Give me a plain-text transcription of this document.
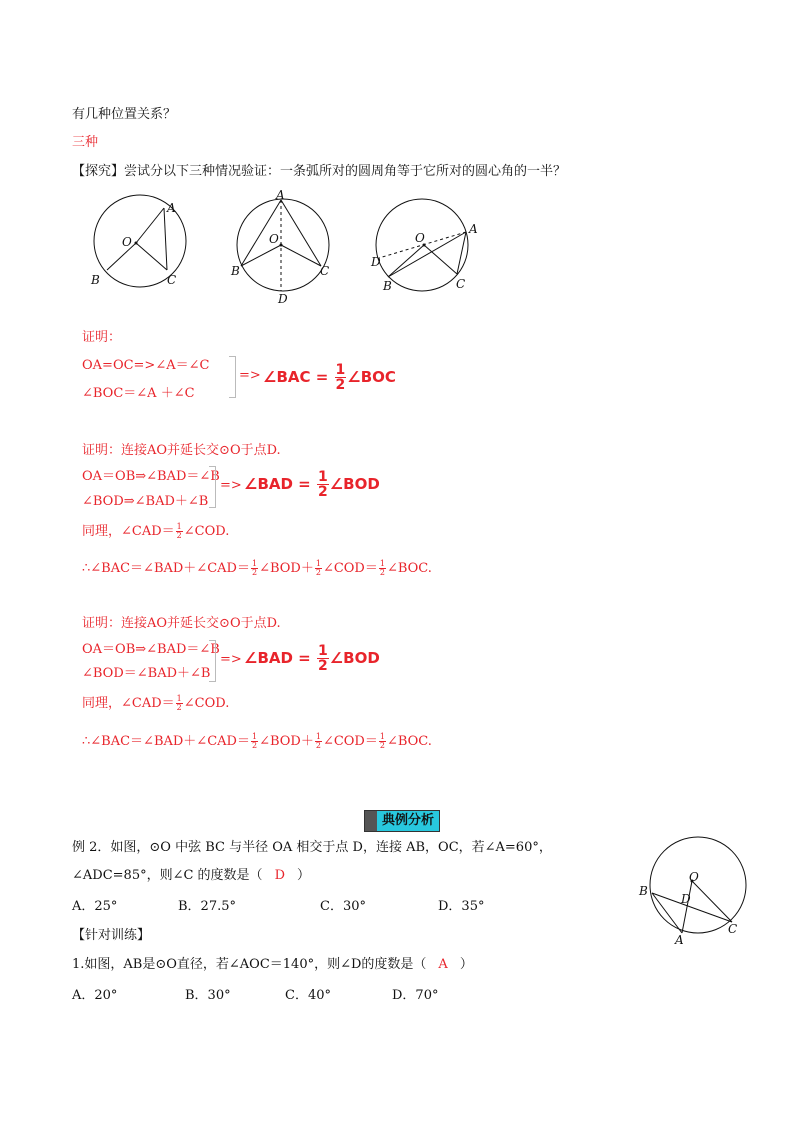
有几种位置关系？
三种
【探究】尝试分以下三种情况验证：一条弧所对的圆周角等于它所对的圆心角的一半？
A
O
B	C
A
O
B	C
D
O
A
D
B	C
证明：
OA=OC=>∠A＝∠C
∠BOC＝∠A ＋∠C
=> ∠BAC = $\frac{1}{2}$ ∠BOC
证明：连接AO并延长交⊙O于点D.
OA＝OB⇒∠BAD＝∠B
∠BOD⇒∠BAD＋∠B
=> ∠BAD = $\frac{1}{2}$ ∠BOD
同理，∠CAD＝ $\frac{1}{2}$ ∠COD.
∴∠BAC＝∠BAD＋∠CAD＝ $\frac{1}{2}$ ∠BOD＋ $\frac{1}{2}$ ∠COD＝ $\frac{1}{2}$ ∠BOC.
证明：连接AO并延长交⊙O于点D.
OA＝OB⇒∠BAD＝∠B
∠BOD＝∠BAD＋∠B
=> ∠BAD = $\frac{1}{2}$ ∠BOD
同理，∠CAD＝ $\frac{1}{2}$ ∠COD.
∴∠BAC＝∠BAD＋∠CAD＝ $\frac{1}{2}$ ∠BOD＋ $\frac{1}{2}$ ∠COD＝ $\frac{1}{2}$ ∠BOC.
典例分析
例 2．如图，⊙O 中弦 BC 与半径 OA 相交于点 D，连接 AB，OC，若∠A=60°，
∠ADC=85°，则∠C 的度数是（ D ）
A．25°	B．27.5°	C．30°	D．35°
O
B
D
A
C
【针对训练】
1.如图，AB是⊙O直径，若∠AOC＝140°，则∠D的度数是（ A ）
A．20°	B．30°	C．40°	D．70°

• **Problem to solve**
Exclude the images and reproduce the remaining data exactly.

• **Written solution**
Give me a plain-text transcription of this document.
有几种位置关系？
三种
【探究】尝试分以下三种情况验证：一条弧所对的圆周角等于它所对的圆心角的一半？
A
O
B	C
A
O
B	C
D
O
A
D
B	C
证明：
OA=OC=>∠A＝∠C
∠BOC＝∠A ＋∠C
=> ∠BAC = $\frac{1}{2}$ ∠BOC
证明：连接AO并延长交⊙O于点D.
OA＝OB⇒∠BAD＝∠B
∠BOD⇒∠BAD＋∠B
=> ∠BAD = $\frac{1}{2}$ ∠BOD
同理，∠CAD＝ $\frac{1}{2}$ ∠COD.
∴∠BAC＝∠BAD＋∠CAD＝ $\frac{1}{2}$ ∠BOD＋ $\frac{1}{2}$ ∠COD＝ $\frac{1}{2}$ ∠BOC.
证明：连接AO并延长交⊙O于点D.
OA＝OB⇒∠BAD＝∠B
∠BOD＝∠BAD＋∠B
=> ∠BAD = $\frac{1}{2}$ ∠BOD
同理，∠CAD＝ $\frac{1}{2}$ ∠COD.
∴∠BAC＝∠BAD＋∠CAD＝ $\frac{1}{2}$ ∠BOD＋ $\frac{1}{2}$ ∠COD＝ $\frac{1}{2}$ ∠BOC.
典例分析
例 2．如图，⊙O 中弦 BC 与半径 OA 相交于点 D，连接 AB，OC，若∠A=60°，
∠ADC=85°，则∠C 的度数是（ D ）
A．25°	B．27.5°	C．30°	D．35°
O
B
D
A
C
【针对训练】
1.如图，AB是⊙O直径，若∠AOC＝140°，则∠D的度数是（ A ）
A．20°	B．30°	C．40°	D．70°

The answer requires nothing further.